─── Source data

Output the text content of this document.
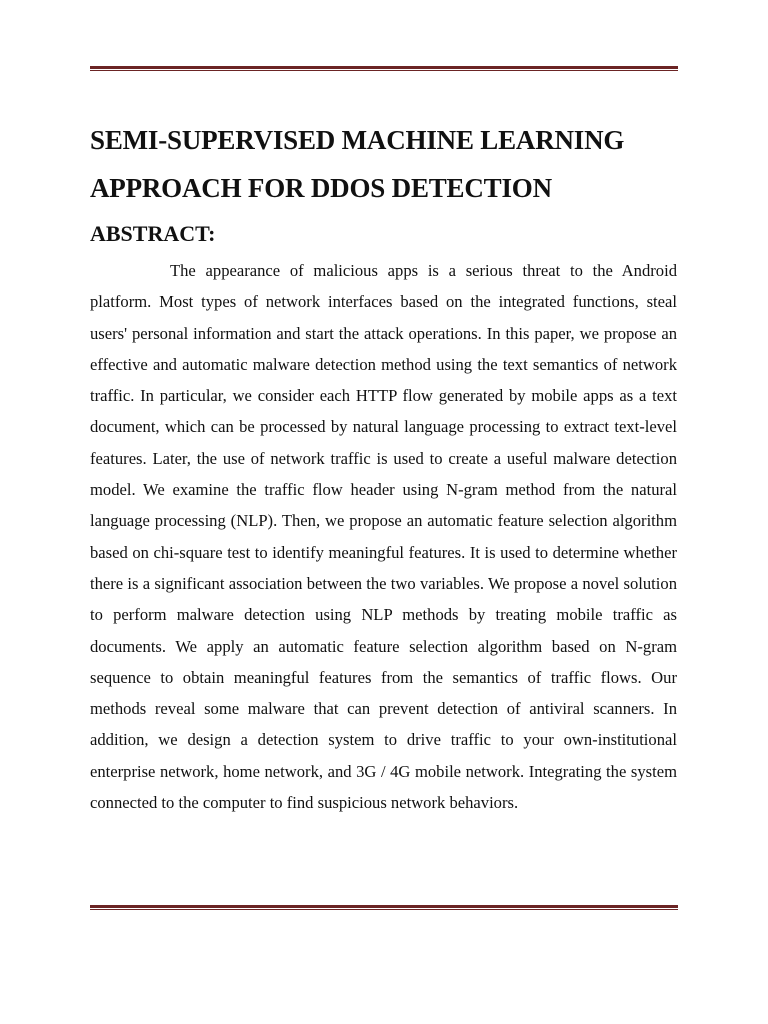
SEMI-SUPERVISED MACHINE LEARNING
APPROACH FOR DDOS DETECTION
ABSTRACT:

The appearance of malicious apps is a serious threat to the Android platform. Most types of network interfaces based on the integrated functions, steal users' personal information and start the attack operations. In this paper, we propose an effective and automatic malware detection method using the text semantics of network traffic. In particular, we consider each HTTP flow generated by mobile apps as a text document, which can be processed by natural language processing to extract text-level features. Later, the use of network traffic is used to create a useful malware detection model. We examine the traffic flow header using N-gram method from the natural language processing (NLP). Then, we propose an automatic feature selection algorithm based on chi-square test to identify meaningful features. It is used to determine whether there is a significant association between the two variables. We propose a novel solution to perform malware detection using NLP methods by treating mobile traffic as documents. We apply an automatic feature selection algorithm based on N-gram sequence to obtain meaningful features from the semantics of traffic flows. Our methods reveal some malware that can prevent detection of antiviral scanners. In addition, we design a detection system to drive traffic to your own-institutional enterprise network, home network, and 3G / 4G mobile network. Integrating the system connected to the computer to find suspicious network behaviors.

──────
─── Source data

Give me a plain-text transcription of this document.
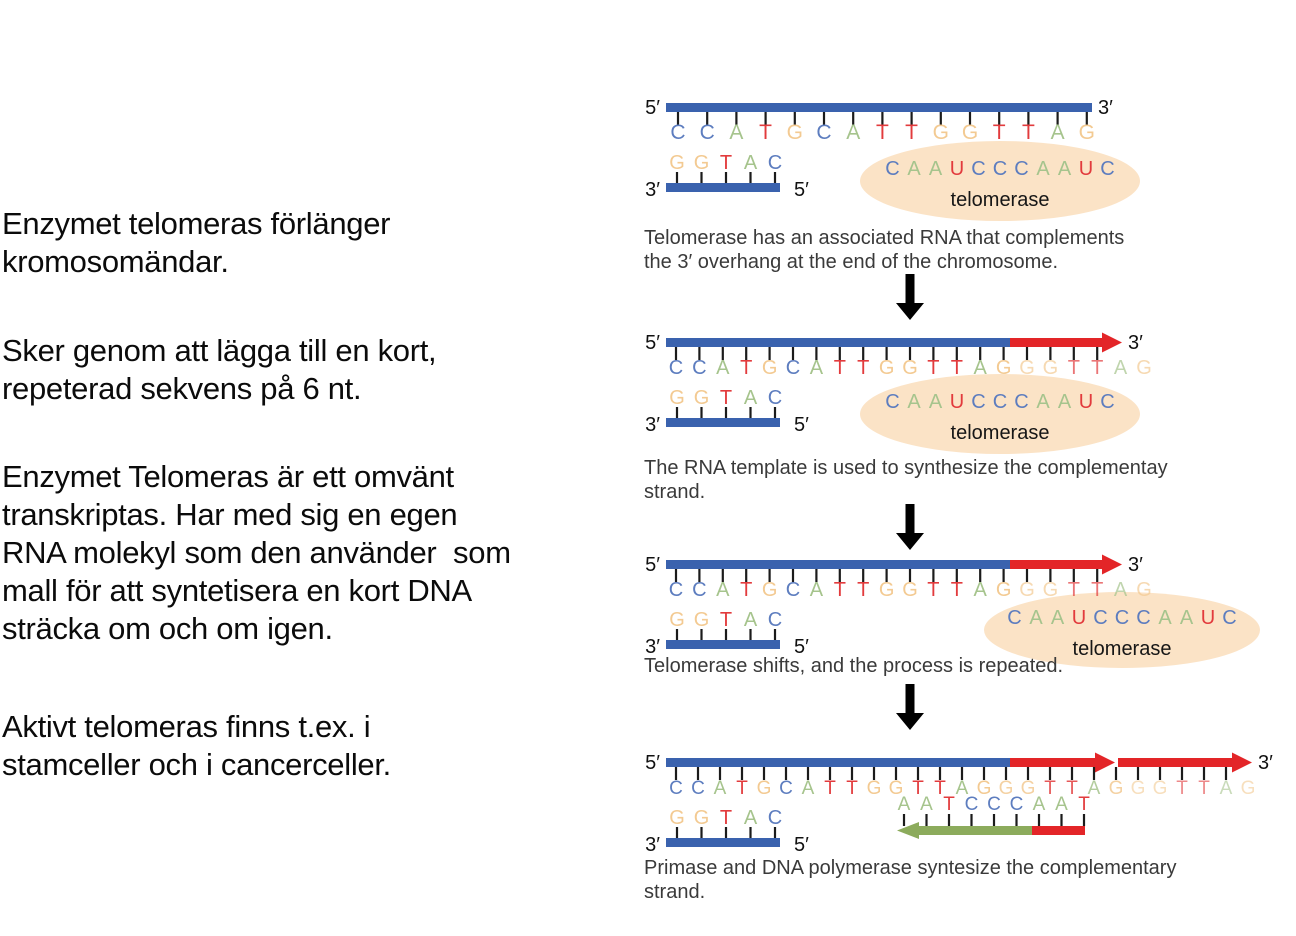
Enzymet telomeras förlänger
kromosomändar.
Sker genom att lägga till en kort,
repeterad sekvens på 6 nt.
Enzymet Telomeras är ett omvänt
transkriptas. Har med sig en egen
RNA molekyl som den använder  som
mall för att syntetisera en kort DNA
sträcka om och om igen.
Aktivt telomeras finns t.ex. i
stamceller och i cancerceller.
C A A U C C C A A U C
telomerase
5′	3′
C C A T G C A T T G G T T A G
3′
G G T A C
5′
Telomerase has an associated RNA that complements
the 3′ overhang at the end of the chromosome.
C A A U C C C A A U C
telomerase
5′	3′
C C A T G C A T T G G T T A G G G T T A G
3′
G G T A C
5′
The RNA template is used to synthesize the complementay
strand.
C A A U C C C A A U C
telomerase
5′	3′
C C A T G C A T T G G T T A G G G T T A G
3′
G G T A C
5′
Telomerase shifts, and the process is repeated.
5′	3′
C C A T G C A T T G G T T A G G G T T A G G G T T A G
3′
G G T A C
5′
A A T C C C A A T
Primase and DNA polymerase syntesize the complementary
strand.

──────

Your instructions ->
If a line in the records has the word "kort", copy that line.

Expected output ->
Sker genom att lägga till en kort,
mall för att syntetisera en kort DNA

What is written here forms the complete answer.